> TEXTE FOURNI:

· · ·

Un enfant sans histoire de Minh Tran Huy et S’adapter de Clara Dupont Monod, Parce qu’il a bien fallu naître.
1 mars 2023 2023-03-01 21:13Un enfant sans histoire de Minh Tran Huy et S’adapter de Clara Dupont Monod, Parce qu’il a bien fallu naître.
Un enfant sans histoire de Minh Tran Huy et S’adapter de Clara Dupont Monod, Parce qu’il a bien fallu naître.
Un enfant sans histoire et S’adapter de Minh Tran Huy et Clara Dupont Monod, Parce qu’il a bien fallu naître.
J’ai rencontré la première lors d’un Festival, j’ai écouté la seconde parler de mon livre Le Doigt, sur France Inter. Leurs livres étaient sur ma table de nuit, en attente d’un temps que je n’ai plus. Je les ai lues.
Parce qu’il a bien fallu naître
D’abord Un enfant sans histoire. Dans ce récit documenté et documentaire, MinhTran Huy raconte son propre fils, Paul et Temple Grandin, une célèbre autiste – car asperger- qui a révolutionné le regard porté sur cette manière d’être au monde. Puis S’adapter, un récit aux accents fabuleux qui vient documenter aussi la vie de l’autrice Clara Dupont Monod : dans une fratrie, le petit frère naît et il est différent.
Les intentions de ces deux livres diffèrent par leur composition et leur dispositif mais des deux livres on peut saisir cette vulnérabilité absolue de naître, cet aléa absolu de naître ici. Ou là. Comme ci. Ou comme ça.


S’ils te taisent, les pierres crieront.

· · ·

> CONSIGNES:
- a) Répondez aux questions suivantes d'après le texte fourni sur les deux livres.
(i) Comment s'appelle le fils dont Minh Tran Huy fait le récit dans Un enfant sans histoire ?
(ii) Sur quelle station de radio a-t-on parlé du livre Le Doigt ?
(iii) Dans S'adapter, quel membre de la fratrie naît différent ?
- b) Reprenez le billet sur les deux livres à partir de sa dernière phrase et poursuivez-le.

> LIGNES DE DONNÉES:
· · ·

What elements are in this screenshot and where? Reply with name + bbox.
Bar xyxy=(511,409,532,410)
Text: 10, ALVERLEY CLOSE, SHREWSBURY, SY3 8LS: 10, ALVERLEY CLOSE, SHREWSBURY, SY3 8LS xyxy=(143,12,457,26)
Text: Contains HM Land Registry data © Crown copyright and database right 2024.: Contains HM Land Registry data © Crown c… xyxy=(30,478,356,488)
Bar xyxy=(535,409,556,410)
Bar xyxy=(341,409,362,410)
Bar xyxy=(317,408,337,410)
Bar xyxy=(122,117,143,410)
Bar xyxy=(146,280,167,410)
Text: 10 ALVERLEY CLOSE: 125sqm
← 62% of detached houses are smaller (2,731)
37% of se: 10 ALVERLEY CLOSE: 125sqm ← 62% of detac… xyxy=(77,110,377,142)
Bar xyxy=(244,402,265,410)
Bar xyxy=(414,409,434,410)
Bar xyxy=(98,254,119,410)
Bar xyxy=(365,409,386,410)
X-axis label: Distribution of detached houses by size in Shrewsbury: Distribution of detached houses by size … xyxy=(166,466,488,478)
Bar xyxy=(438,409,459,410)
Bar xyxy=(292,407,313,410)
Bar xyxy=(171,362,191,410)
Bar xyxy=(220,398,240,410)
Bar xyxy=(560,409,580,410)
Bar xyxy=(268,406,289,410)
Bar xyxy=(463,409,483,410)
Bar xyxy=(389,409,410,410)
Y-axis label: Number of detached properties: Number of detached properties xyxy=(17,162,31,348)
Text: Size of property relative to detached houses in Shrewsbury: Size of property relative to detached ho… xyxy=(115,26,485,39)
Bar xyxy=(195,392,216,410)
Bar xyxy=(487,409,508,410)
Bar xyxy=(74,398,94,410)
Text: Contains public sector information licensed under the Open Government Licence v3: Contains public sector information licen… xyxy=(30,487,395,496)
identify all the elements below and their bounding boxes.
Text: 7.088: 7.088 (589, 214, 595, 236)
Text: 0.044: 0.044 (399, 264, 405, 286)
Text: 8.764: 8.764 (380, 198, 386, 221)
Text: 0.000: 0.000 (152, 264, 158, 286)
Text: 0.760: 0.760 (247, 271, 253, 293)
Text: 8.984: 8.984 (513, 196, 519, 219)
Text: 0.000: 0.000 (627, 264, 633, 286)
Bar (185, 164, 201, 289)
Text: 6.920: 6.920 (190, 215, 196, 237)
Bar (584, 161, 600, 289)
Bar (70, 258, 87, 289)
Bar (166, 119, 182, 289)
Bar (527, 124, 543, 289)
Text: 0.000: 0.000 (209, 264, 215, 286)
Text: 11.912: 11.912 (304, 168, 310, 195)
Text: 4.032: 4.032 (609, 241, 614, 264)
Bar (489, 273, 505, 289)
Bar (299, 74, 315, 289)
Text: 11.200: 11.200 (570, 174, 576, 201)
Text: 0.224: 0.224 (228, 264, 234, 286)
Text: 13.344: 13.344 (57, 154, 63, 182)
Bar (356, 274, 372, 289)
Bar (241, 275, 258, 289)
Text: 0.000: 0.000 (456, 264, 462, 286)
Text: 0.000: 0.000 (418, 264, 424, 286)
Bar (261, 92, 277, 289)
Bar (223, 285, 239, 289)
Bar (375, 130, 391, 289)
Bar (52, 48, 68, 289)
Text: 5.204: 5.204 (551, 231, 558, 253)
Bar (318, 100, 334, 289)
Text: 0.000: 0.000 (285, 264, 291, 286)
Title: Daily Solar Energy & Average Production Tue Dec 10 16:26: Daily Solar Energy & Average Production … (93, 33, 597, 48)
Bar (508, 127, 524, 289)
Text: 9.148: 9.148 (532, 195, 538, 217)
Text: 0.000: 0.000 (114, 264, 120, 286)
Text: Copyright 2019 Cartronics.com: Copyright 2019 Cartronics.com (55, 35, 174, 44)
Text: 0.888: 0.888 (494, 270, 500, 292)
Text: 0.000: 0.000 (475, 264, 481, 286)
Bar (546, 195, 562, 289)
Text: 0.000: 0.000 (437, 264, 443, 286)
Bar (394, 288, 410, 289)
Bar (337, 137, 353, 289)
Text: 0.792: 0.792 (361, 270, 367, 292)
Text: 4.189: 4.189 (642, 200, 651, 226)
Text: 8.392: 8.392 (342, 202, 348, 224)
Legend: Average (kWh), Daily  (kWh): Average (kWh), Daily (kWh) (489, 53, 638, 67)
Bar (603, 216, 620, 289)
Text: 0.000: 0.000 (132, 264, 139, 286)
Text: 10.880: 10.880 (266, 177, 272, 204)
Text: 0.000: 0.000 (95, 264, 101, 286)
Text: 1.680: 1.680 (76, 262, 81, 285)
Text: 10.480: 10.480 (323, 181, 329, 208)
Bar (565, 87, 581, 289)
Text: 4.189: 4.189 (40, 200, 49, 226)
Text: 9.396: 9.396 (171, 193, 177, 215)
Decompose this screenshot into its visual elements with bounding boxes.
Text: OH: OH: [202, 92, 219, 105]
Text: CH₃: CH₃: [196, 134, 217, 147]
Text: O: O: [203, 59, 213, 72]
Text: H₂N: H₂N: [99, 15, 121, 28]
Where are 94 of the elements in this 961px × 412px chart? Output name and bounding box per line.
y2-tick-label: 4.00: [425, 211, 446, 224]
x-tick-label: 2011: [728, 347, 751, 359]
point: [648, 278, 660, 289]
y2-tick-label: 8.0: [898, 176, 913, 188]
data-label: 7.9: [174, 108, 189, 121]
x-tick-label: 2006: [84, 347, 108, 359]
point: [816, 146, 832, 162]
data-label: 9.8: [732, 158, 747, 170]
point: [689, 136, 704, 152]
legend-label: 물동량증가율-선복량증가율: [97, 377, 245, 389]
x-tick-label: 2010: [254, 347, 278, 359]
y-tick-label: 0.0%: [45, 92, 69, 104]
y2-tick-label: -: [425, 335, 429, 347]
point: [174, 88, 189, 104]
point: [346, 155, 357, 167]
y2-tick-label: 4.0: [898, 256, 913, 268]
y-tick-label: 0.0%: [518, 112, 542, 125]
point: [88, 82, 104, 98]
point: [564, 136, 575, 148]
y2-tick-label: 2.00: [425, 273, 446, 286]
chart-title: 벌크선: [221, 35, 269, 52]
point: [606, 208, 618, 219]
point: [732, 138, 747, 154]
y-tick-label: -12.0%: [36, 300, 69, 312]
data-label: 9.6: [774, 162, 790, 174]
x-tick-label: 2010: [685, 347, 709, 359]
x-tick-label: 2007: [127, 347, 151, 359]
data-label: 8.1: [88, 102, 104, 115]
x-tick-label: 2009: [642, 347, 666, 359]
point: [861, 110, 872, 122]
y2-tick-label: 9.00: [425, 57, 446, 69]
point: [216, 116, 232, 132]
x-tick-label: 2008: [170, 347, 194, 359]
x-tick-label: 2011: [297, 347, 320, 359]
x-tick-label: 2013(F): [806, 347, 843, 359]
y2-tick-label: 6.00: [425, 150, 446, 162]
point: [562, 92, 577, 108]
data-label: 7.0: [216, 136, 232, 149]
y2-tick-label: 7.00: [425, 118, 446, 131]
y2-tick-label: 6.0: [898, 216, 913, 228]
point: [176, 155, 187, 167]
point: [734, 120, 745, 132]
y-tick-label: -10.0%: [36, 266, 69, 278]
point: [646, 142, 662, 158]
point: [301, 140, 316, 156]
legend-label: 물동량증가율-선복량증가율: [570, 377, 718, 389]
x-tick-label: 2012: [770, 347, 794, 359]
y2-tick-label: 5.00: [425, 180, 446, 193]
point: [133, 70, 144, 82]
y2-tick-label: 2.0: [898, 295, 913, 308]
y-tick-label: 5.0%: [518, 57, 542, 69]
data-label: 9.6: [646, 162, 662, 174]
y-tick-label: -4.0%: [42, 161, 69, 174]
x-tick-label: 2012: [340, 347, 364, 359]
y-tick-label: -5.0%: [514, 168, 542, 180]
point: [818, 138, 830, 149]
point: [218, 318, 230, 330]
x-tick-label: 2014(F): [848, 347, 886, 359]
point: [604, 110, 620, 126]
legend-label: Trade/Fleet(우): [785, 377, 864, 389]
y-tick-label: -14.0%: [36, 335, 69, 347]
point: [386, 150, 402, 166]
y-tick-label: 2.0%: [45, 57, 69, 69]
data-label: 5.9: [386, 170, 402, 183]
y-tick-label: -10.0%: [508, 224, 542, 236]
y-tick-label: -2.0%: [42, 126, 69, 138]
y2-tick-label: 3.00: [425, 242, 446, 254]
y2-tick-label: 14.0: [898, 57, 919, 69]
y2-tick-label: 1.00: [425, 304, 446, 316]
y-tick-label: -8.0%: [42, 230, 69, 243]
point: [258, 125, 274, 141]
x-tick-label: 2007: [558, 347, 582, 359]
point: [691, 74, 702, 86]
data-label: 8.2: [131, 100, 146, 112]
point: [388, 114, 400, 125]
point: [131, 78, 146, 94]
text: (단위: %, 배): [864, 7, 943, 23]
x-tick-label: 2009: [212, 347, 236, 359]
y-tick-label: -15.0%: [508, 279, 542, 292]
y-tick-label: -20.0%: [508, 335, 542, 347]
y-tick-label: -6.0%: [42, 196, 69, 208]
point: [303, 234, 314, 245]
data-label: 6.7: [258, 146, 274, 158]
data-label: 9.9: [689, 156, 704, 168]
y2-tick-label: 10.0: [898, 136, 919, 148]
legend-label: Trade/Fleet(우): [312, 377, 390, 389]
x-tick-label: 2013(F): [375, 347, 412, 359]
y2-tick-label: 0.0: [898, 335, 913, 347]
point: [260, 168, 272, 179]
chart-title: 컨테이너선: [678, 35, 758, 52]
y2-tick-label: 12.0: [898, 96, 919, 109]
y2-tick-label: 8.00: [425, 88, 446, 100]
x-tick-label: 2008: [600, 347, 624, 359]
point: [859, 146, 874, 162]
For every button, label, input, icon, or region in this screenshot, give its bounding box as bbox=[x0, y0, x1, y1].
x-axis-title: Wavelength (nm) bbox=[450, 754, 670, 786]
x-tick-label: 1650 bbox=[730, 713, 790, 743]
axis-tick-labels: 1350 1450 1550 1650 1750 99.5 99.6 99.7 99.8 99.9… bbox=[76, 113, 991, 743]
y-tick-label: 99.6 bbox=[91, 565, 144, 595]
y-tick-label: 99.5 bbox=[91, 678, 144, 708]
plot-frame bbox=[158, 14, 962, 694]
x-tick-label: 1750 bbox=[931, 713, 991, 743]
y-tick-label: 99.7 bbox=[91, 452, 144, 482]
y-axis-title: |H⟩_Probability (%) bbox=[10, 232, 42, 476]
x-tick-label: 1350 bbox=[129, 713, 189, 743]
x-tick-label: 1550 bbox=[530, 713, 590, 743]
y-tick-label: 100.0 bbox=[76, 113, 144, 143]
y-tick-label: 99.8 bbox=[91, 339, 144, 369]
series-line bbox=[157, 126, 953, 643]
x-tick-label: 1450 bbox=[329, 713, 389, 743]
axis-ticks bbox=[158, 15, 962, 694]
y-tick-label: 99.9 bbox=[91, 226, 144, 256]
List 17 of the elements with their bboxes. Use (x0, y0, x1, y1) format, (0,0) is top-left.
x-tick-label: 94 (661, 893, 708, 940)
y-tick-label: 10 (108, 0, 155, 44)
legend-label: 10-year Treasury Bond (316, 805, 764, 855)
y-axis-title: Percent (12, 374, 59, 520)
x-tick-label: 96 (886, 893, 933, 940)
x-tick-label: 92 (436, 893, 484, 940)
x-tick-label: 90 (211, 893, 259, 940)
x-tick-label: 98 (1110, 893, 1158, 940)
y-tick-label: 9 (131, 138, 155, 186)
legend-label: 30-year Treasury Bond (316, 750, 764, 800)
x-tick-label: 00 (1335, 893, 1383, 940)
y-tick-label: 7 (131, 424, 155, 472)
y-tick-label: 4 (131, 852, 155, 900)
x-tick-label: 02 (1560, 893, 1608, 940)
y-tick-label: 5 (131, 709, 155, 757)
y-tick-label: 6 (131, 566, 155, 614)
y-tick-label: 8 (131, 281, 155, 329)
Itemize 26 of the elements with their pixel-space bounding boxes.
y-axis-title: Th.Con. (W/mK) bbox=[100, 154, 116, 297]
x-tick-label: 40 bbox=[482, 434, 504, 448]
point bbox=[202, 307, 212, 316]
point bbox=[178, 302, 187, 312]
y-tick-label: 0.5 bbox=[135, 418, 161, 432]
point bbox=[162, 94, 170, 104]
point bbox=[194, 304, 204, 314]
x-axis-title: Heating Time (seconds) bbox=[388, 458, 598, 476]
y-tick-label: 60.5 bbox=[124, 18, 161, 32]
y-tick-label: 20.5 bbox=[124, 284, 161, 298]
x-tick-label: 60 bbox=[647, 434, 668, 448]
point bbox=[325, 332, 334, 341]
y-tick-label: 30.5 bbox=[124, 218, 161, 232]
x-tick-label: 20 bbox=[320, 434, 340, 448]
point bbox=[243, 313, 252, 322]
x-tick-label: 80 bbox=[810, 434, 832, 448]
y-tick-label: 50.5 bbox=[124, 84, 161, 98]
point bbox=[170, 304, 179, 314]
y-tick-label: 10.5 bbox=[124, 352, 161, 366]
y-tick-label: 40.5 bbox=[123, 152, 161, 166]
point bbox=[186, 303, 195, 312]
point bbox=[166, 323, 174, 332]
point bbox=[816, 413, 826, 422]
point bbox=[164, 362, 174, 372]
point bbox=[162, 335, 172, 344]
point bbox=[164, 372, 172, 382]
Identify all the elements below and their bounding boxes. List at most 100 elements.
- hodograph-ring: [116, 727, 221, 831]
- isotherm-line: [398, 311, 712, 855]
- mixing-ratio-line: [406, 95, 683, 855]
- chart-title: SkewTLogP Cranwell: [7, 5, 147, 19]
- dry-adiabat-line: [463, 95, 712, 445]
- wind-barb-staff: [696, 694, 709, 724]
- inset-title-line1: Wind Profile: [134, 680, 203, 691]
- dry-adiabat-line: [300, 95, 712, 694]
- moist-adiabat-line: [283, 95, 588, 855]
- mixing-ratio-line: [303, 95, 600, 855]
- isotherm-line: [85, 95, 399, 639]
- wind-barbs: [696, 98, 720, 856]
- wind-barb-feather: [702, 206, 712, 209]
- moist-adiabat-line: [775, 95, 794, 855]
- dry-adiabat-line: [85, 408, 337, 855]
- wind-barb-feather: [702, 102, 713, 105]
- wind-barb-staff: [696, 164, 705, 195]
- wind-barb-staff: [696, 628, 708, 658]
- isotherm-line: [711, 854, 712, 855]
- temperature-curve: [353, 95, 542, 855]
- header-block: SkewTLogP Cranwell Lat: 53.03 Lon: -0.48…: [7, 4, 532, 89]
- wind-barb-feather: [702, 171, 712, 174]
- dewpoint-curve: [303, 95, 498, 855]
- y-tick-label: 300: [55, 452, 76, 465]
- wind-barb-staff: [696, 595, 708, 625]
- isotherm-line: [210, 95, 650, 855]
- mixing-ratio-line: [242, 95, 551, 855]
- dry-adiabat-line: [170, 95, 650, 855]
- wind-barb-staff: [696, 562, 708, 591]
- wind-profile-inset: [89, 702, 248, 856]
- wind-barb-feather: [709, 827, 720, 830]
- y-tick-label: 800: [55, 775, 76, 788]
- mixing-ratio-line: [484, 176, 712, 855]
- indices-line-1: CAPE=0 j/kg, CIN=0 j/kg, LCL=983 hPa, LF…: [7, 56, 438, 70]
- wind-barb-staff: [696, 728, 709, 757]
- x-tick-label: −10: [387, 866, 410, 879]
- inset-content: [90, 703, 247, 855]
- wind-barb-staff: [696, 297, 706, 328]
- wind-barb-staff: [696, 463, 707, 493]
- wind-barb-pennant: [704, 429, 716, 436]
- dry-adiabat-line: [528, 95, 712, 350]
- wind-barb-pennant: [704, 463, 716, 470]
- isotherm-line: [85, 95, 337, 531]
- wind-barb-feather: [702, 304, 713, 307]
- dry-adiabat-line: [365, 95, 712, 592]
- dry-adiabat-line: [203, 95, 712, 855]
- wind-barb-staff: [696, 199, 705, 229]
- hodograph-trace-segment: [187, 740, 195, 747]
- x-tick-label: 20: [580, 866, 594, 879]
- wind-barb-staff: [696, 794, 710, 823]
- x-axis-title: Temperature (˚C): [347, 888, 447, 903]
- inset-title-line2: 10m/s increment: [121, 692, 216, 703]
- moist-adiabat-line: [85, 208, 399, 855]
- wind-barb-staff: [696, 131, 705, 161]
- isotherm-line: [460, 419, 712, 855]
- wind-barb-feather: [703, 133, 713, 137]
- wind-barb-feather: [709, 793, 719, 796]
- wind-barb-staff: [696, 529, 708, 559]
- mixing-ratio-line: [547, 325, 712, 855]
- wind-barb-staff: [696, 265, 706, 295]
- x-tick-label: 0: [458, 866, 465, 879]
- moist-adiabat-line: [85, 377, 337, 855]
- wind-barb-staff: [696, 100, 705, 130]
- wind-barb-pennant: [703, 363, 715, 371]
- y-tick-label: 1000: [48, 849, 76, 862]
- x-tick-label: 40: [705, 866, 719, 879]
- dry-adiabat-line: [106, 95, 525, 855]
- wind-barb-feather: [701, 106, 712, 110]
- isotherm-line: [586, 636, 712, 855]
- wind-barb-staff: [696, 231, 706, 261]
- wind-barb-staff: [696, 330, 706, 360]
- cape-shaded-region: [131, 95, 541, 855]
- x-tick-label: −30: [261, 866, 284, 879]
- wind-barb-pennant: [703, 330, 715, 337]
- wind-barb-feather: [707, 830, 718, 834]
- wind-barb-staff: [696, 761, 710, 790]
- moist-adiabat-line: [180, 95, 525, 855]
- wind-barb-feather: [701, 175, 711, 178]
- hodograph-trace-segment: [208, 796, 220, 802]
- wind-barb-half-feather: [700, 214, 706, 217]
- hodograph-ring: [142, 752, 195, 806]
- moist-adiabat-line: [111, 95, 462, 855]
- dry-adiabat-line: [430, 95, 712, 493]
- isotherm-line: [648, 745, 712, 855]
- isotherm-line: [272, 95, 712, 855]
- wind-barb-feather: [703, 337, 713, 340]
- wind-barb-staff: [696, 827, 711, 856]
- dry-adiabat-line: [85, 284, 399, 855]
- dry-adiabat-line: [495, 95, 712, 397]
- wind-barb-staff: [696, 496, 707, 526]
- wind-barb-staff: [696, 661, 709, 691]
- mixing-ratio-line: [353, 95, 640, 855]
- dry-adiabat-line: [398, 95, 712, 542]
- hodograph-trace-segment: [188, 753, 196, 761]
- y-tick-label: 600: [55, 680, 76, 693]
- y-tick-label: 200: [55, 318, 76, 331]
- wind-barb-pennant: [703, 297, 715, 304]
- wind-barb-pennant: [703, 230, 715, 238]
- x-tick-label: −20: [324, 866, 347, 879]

· · ·

> RÉPONSES:
- a)
(i) Le fils s'appelle Paul.
(ii) On a parlé du livre Le Doigt sur France Inter.
(iii) C'est le petit frère qui naît différent.

- b)
Minh Tran Huy excelle au récit de faits, à l’énergie narrative et à la cruelle pudeur du malheur. Dans son roman, elle va raconter la naissance de son propre fils, la naissance d’un enfant qui n’est pas comme les autres. Promesse que ce premier né attendu, promesse pour un couple qui s’aime et voit dans l’enfant toute la force d’avenir, celle d’une famille réussie ; promesse aussi que l’enfant fera lignée et héritage, fierté et joie. La journaliste et écrivaine avance de biais, d’une on verra l’épopée de Temple Grandin, l’autiste américaine, de l’autre celle de Paul et de ses parents, deux destins qu’on aimerait similaires.
Clara Dupont Monod, s’enveloppe d’encore plus de pudeurs, elle ne racontera pas, elle fera raconter : ce sont des pierres, celles-là même qui entourent la maison familiale et qui observent. Elles racontent d’abord l’aîné, puis la sœur, puis un autre.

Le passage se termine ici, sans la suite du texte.